- **TASK DESCRIPTION**
When copying the records below, omit any image and print everything else exactly.

- **MATERIAL FOR THE TASK**
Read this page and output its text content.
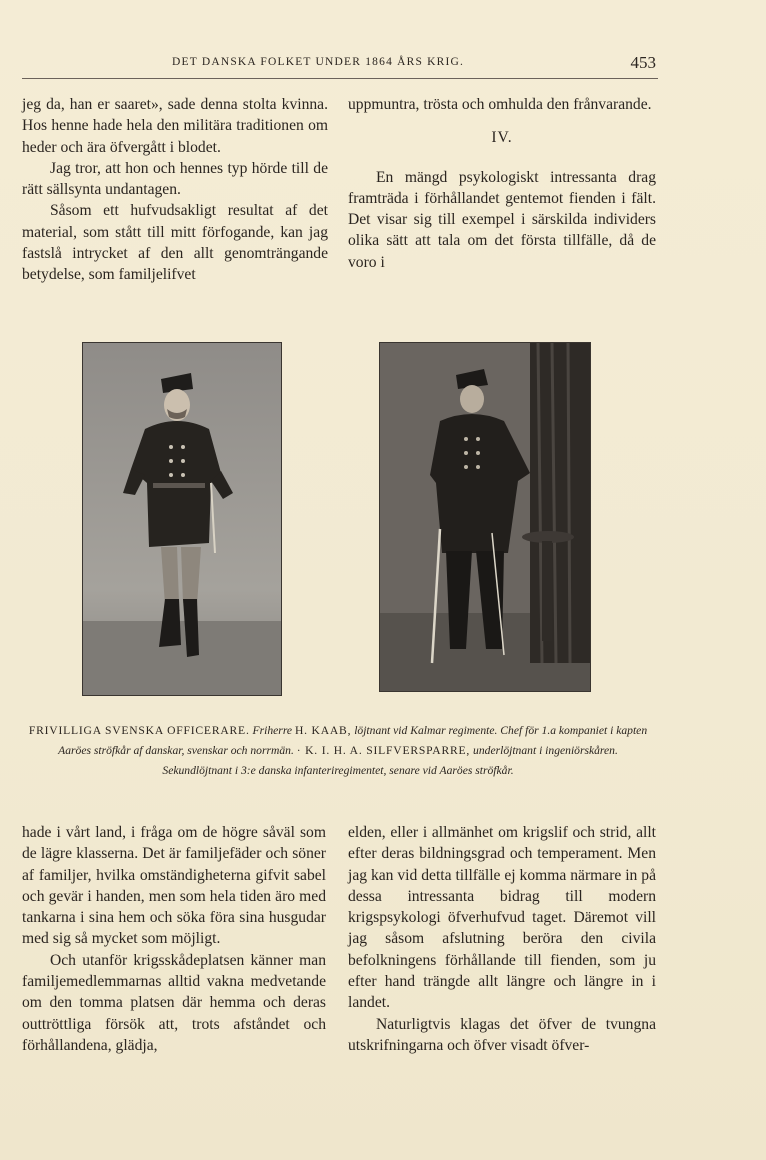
DET DANSKA FOLKET UNDER 1864 ÅRS KRIG.	453

jeg da, han er saaret», sade denna stolta kvinna. Hos henne hade hela den militära traditionen om heder och ära öfvergått i blodet.

Jag tror, att hon och hennes typ hörde till de rätt sällsynta undantagen.

Såsom ett hufvudsakligt resultat af det material, som stått till mitt förfogande, kan jag fastslå intrycket af den allt genomträngande betydelse, som familjelifvet

uppmuntra, trösta och omhulda den frånvarande.

IV.

En mängd psykologiskt intressanta drag framträda i förhållandet gentemot fienden i fält. Det visar sig till exempel i särskilda individers olika sätt att tala om det första tillfälle, då de voro i

FRIVILLIGA SVENSKA OFFICERARE. Friherre H. KAAB, löjtnant vid Kalmar regimente. Chef för 1.a kompaniet i kapten Aaröes ströfkår af danskar, svenskar och norrmän. · K. I. H. A. SILFVERSPARRE, underlöjtnant i ingeniörskåren. Sekundlöjtnant i 3:e danska infanteriregimentet, senare vid Aaröes ströfkår.

hade i vårt land, i fråga om de högre såväl som de lägre klasserna. Det är familjefäder och söner af familjer, hvilka omständigheterna gifvit sabel och gevär i handen, men som hela tiden äro med tankarna i sina hem och söka föra sina husgudar med sig så mycket som möjligt.

Och utanför krigsskådeplatsen känner man familjemedlemmarnas alltid vakna medvetande om den tomma platsen där hemma och deras outtröttliga försök att, trots afståndet och förhållandena, glädja,

elden, eller i allmänhet om krigslif och strid, allt efter deras bildningsgrad och temperament. Men jag kan vid detta tillfälle ej komma närmare in på dessa intressanta bidrag till modern krigspsykologi öfverhufvud taget. Däremot vill jag såsom afslutning beröra den civila befolkningens förhållande till fienden, som ju efter hand trängde allt längre och längre in i landet.

Naturligtvis klagas det öfver de tvungna utskrifningarna och öfver visadt öfver-
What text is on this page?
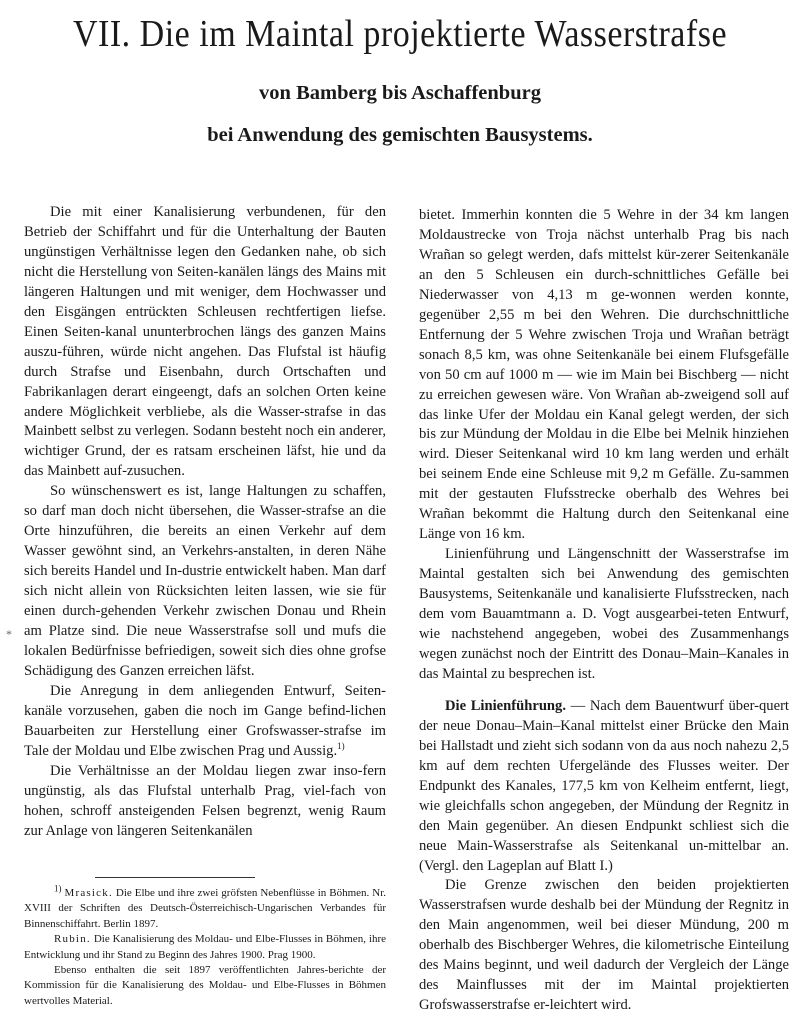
VII. Die im Maintal projektierte Wasserstrafse
von Bamberg bis Aschaffenburg
bei Anwendung des gemischten Bausystems.
*

Die mit einer Kanalisierung verbundenen, für den Betrieb der Schiffahrt und für die Unterhaltung der Bauten ungünstigen Verhältnisse legen den Gedanken nahe, ob sich nicht die Herstellung von Seiten-kanälen längs des Mains mit längeren Haltungen und mit weniger, dem Hochwasser und den Eisgängen entrückten Schleusen rechtfertigen liefse. Einen Seiten-kanal ununterbrochen längs des ganzen Mains auszu-führen, würde nicht angehen. Das Flufstal ist häufig durch Strafse und Eisenbahn, durch Ortschaften und Fabrikanlagen derart eingeengt, dafs an solchen Orten keine andere Möglichkeit verbliebe, als die Wasser-strafse in das Mainbett selbst zu verlegen. Sodann besteht noch ein anderer, wichtiger Grund, der es ratsam erscheinen läfst, hie und da das Mainbett auf-zusuchen.

So wünschenswert es ist, lange Haltungen zu schaffen, so darf man doch nicht übersehen, die Wasser-strafse an die Orte hinzuführen, die bereits an einen Verkehr auf dem Wasser gewöhnt sind, an Verkehrs-anstalten, in deren Nähe sich bereits Handel und In-dustrie entwickelt haben. Man darf sich nicht allein von Rücksichten leiten lassen, wie sie für einen durch-gehenden Verkehr zwischen Donau und Rhein am Platze sind. Die neue Wasserstrafse soll und mufs die lokalen Bedürfnisse befriedigen, soweit sich dies ohne grofse Schädigung des Ganzen erreichen läfst.

Die Anregung in dem anliegenden Entwurf, Seiten-kanäle vorzusehen, gaben die noch im Gange befind-lichen Bauarbeiten zur Herstellung einer Grofswasser-strafse im Tale der Moldau und Elbe zwischen Prag und Aussig.$^{1)}$

Die Verhältnisse an der Moldau liegen zwar inso-fern ungünstig, als das Flufstal unterhalb Prag, viel-fach von hohen, schroff ansteigenden Felsen begrenzt, wenig Raum zur Anlage von längeren Seitenkanälen

$^{1)}$ Mrasick. Die Elbe und ihre zwei gröfsten Nebenflüsse in Böhmen. Nr. XVIII der Schriften des Deutsch-Österreichisch-Ungarischen Verbandes für Binnenschiffahrt. Berlin 1897.

Rubin. Die Kanalisierung des Moldau- und Elbe-Flusses in Böhmen, ihre Entwicklung und ihr Stand zu Beginn des Jahres 1900. Prag 1900.

Ebenso enthalten die seit 1897 veröffentlichten Jahres-berichte der Kommission für die Kanalisierung des Moldau- und Elbe-Flusses in Böhmen wertvolles Material.

bietet. Immerhin konnten die 5 Wehre in der 34 km langen Moldaustrecke von Troja nächst unterhalb Prag bis nach Wrañan so gelegt werden, dafs mittelst kür-zerer Seitenkanäle an den 5 Schleusen ein durch-schnittliches Gefälle bei Niederwasser von 4,13 m ge-wonnen werden konnte, gegenüber 2,55 m bei den Wehren. Die durchschnittliche Entfernung der 5 Wehre zwischen Troja und Wrañan beträgt sonach 8,5 km, was ohne Seitenkanäle bei einem Flufsgefälle von 50 cm auf 1000 m — wie im Main bei Bischberg — nicht zu erreichen gewesen wäre. Von Wrañan ab-zweigend soll auf das linke Ufer der Moldau ein Kanal gelegt werden, der sich bis zur Mündung der Moldau in die Elbe bei Melnik hinziehen wird. Dieser Seitenkanal wird 10 km lang werden und erhält bei seinem Ende eine Schleuse mit 9,2 m Gefälle. Zu-sammen mit der gestauten Flufsstrecke oberhalb des Wehres bei Wrañan bekommt die Haltung durch den Seitenkanal eine Länge von 16 km.

Linienführung und Längenschnitt der Wasserstrafse im Maintal gestalten sich bei Anwendung des gemischten Bausystems, Seitenkanäle und kanalisierte Flufsstrecken, nach dem vom Bauamtmann a. D. Vogt ausgearbei-teten Entwurf, wie nachstehend angegeben, wobei des Zusammenhangs wegen zunächst noch der Eintritt des Donau–Main–Kanales in das Maintal zu besprechen ist.

Die Linienführung. — Nach dem Bauentwurf über-quert der neue Donau–Main–Kanal mittelst einer Brücke den Main bei Hallstadt und zieht sich sodann von da aus noch nahezu 2,5 km auf dem rechten Ufergelände des Flusses weiter. Der Endpunkt des Kanales, 177,5 km von Kelheim entfernt, liegt, wie gleichfalls schon angegeben, der Mündung der Regnitz in den Main gegenüber. An diesen Endpunkt schliest sich die neue Main-Wasserstrafse als Seitenkanal un-mittelbar an. (Vergl. den Lageplan auf Blatt I.)

Die Grenze zwischen den beiden projektierten Wasserstrafsen wurde deshalb bei der Mündung der Regnitz in den Main angenommen, weil bei dieser Mündung, 200 m oberhalb des Bischberger Wehres, die kilometrische Einteilung des Mains beginnt, und weil dadurch der Vergleich der Länge des Mainflusses mit der im Maintal projektierten Grofswasserstrafse er-leichtert wird.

- **EXERCISE RESULT**
Read this page and output its text content.
DET DANSKA FOLKET UNDER 1864 ÅRS KRIG.	453

jeg da, han er saaret», sade denna stolta kvinna. Hos henne hade hela den militära traditionen om heder och ära öfvergått i blodet.

Jag tror, att hon och hennes typ hörde till de rätt sällsynta undantagen.

Såsom ett hufvudsakligt resultat af det material, som stått till mitt förfogande, kan jag fastslå intrycket af den allt genomträngande betydelse, som familjelifvet

uppmuntra, trösta och omhulda den frånvarande.

IV.

En mängd psykologiskt intressanta drag framträda i förhållandet gentemot fienden i fält. Det visar sig till exempel i särskilda individers olika sätt att tala om det första tillfälle, då de voro i

FRIVILLIGA SVENSKA OFFICERARE. Friherre H. KAAB, löjtnant vid Kalmar regimente. Chef för 1.a kompaniet i kapten Aaröes ströfkår af danskar, svenskar och norrmän. · K. I. H. A. SILFVERSPARRE, underlöjtnant i ingeniörskåren. Sekundlöjtnant i 3:e danska infanteriregimentet, senare vid Aaröes ströfkår.

hade i vårt land, i fråga om de högre såväl som de lägre klasserna. Det är familjefäder och söner af familjer, hvilka omständigheterna gifvit sabel och gevär i handen, men som hela tiden äro med tankarna i sina hem och söka föra sina husgudar med sig så mycket som möjligt.

Och utanför krigsskådeplatsen känner man familjemedlemmarnas alltid vakna medvetande om den tomma platsen där hemma och deras outtröttliga försök att, trots afståndet och förhållandena, glädja,

elden, eller i allmänhet om krigslif och strid, allt efter deras bildningsgrad och temperament. Men jag kan vid detta tillfälle ej komma närmare in på dessa intressanta bidrag till modern krigspsykologi öfverhufvud taget. Däremot vill jag såsom afslutning beröra den civila befolkningens förhållande till fienden, som ju efter hand trängde allt längre och längre in i landet.

Naturligtvis klagas det öfver de tvungna utskrifningarna och öfver visadt öfver-
What text is on this page?
VII. Die im Maintal projektierte Wasserstrafse
von Bamberg bis Aschaffenburg
bei Anwendung des gemischten Bausystems.
*

Die mit einer Kanalisierung verbundenen, für den Betrieb der Schiffahrt und für die Unterhaltung der Bauten ungünstigen Verhältnisse legen den Gedanken nahe, ob sich nicht die Herstellung von Seiten-kanälen längs des Mains mit längeren Haltungen und mit weniger, dem Hochwasser und den Eisgängen entrückten Schleusen rechtfertigen liefse. Einen Seiten-kanal ununterbrochen längs des ganzen Mains auszu-führen, würde nicht angehen. Das Flufstal ist häufig durch Strafse und Eisenbahn, durch Ortschaften und Fabrikanlagen derart eingeengt, dafs an solchen Orten keine andere Möglichkeit verbliebe, als die Wasser-strafse in das Mainbett selbst zu verlegen. Sodann besteht noch ein anderer, wichtiger Grund, der es ratsam erscheinen läfst, hie und da das Mainbett auf-zusuchen.

So wünschenswert es ist, lange Haltungen zu schaffen, so darf man doch nicht übersehen, die Wasser-strafse an die Orte hinzuführen, die bereits an einen Verkehr auf dem Wasser gewöhnt sind, an Verkehrs-anstalten, in deren Nähe sich bereits Handel und In-dustrie entwickelt haben. Man darf sich nicht allein von Rücksichten leiten lassen, wie sie für einen durch-gehenden Verkehr zwischen Donau und Rhein am Platze sind. Die neue Wasserstrafse soll und mufs die lokalen Bedürfnisse befriedigen, soweit sich dies ohne grofse Schädigung des Ganzen erreichen läfst.

Die Anregung in dem anliegenden Entwurf, Seiten-kanäle vorzusehen, gaben die noch im Gange befind-lichen Bauarbeiten zur Herstellung einer Grofswasser-strafse im Tale der Moldau und Elbe zwischen Prag und Aussig.$^{1)}$

Die Verhältnisse an der Moldau liegen zwar inso-fern ungünstig, als das Flufstal unterhalb Prag, viel-fach von hohen, schroff ansteigenden Felsen begrenzt, wenig Raum zur Anlage von längeren Seitenkanälen

$^{1)}$ Mrasick. Die Elbe und ihre zwei gröfsten Nebenflüsse in Böhmen. Nr. XVIII der Schriften des Deutsch-Österreichisch-Ungarischen Verbandes für Binnenschiffahrt. Berlin 1897.

Rubin. Die Kanalisierung des Moldau- und Elbe-Flusses in Böhmen, ihre Entwicklung und ihr Stand zu Beginn des Jahres 1900. Prag 1900.

Ebenso enthalten die seit 1897 veröffentlichten Jahres-berichte der Kommission für die Kanalisierung des Moldau- und Elbe-Flusses in Böhmen wertvolles Material.

bietet. Immerhin konnten die 5 Wehre in der 34 km langen Moldaustrecke von Troja nächst unterhalb Prag bis nach Wrañan so gelegt werden, dafs mittelst kür-zerer Seitenkanäle an den 5 Schleusen ein durch-schnittliches Gefälle bei Niederwasser von 4,13 m ge-wonnen werden konnte, gegenüber 2,55 m bei den Wehren. Die durchschnittliche Entfernung der 5 Wehre zwischen Troja und Wrañan beträgt sonach 8,5 km, was ohne Seitenkanäle bei einem Flufsgefälle von 50 cm auf 1000 m — wie im Main bei Bischberg — nicht zu erreichen gewesen wäre. Von Wrañan ab-zweigend soll auf das linke Ufer der Moldau ein Kanal gelegt werden, der sich bis zur Mündung der Moldau in die Elbe bei Melnik hinziehen wird. Dieser Seitenkanal wird 10 km lang werden und erhält bei seinem Ende eine Schleuse mit 9,2 m Gefälle. Zu-sammen mit der gestauten Flufsstrecke oberhalb des Wehres bei Wrañan bekommt die Haltung durch den Seitenkanal eine Länge von 16 km.

Linienführung und Längenschnitt der Wasserstrafse im Maintal gestalten sich bei Anwendung des gemischten Bausystems, Seitenkanäle und kanalisierte Flufsstrecken, nach dem vom Bauamtmann a. D. Vogt ausgearbei-teten Entwurf, wie nachstehend angegeben, wobei des Zusammenhangs wegen zunächst noch der Eintritt des Donau–Main–Kanales in das Maintal zu besprechen ist.

Die Linienführung. — Nach dem Bauentwurf über-quert der neue Donau–Main–Kanal mittelst einer Brücke den Main bei Hallstadt und zieht sich sodann von da aus noch nahezu 2,5 km auf dem rechten Ufergelände des Flusses weiter. Der Endpunkt des Kanales, 177,5 km von Kelheim entfernt, liegt, wie gleichfalls schon angegeben, der Mündung der Regnitz in den Main gegenüber. An diesen Endpunkt schliest sich die neue Main-Wasserstrafse als Seitenkanal un-mittelbar an. (Vergl. den Lageplan auf Blatt I.)

Die Grenze zwischen den beiden projektierten Wasserstrafsen wurde deshalb bei der Mündung der Regnitz in den Main angenommen, weil bei dieser Mündung, 200 m oberhalb des Bischberger Wehres, die kilometrische Einteilung des Mains beginnt, und weil dadurch der Vergleich der Länge des Mainflusses mit der im Maintal projektierten Grofswasserstrafse er-leichtert wird.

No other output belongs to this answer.